** start of STORED ROWS **

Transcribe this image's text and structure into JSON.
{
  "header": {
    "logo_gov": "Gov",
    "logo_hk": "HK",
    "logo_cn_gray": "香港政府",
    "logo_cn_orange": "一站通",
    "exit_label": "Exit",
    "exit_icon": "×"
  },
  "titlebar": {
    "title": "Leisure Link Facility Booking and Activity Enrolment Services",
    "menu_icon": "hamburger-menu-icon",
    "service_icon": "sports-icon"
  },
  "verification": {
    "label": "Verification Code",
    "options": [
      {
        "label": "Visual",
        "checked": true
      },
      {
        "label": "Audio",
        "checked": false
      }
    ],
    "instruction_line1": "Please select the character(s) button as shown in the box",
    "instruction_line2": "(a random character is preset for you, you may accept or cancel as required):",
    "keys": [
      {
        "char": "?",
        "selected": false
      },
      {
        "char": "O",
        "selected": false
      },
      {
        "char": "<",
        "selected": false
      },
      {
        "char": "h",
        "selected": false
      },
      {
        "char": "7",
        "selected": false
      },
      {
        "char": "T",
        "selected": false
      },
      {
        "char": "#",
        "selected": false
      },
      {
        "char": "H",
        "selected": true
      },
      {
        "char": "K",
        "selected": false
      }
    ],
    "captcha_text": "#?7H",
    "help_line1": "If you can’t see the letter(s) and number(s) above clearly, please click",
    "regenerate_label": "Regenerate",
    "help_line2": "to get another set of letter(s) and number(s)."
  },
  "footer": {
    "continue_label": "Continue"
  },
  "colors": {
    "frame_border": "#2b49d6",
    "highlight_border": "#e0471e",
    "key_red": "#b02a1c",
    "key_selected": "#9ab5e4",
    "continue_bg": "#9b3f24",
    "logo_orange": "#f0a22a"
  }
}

** end of STORED ROWS **

Pull out each line of the listing that holds the string "letter".

**SOLUTION FOR THIS EXERCISE:**
    "help_line1": "If you can’t see the letter(s) and number(s) above clearly, please click",
    "help_line2": "to get another set of letter(s) and number(s)."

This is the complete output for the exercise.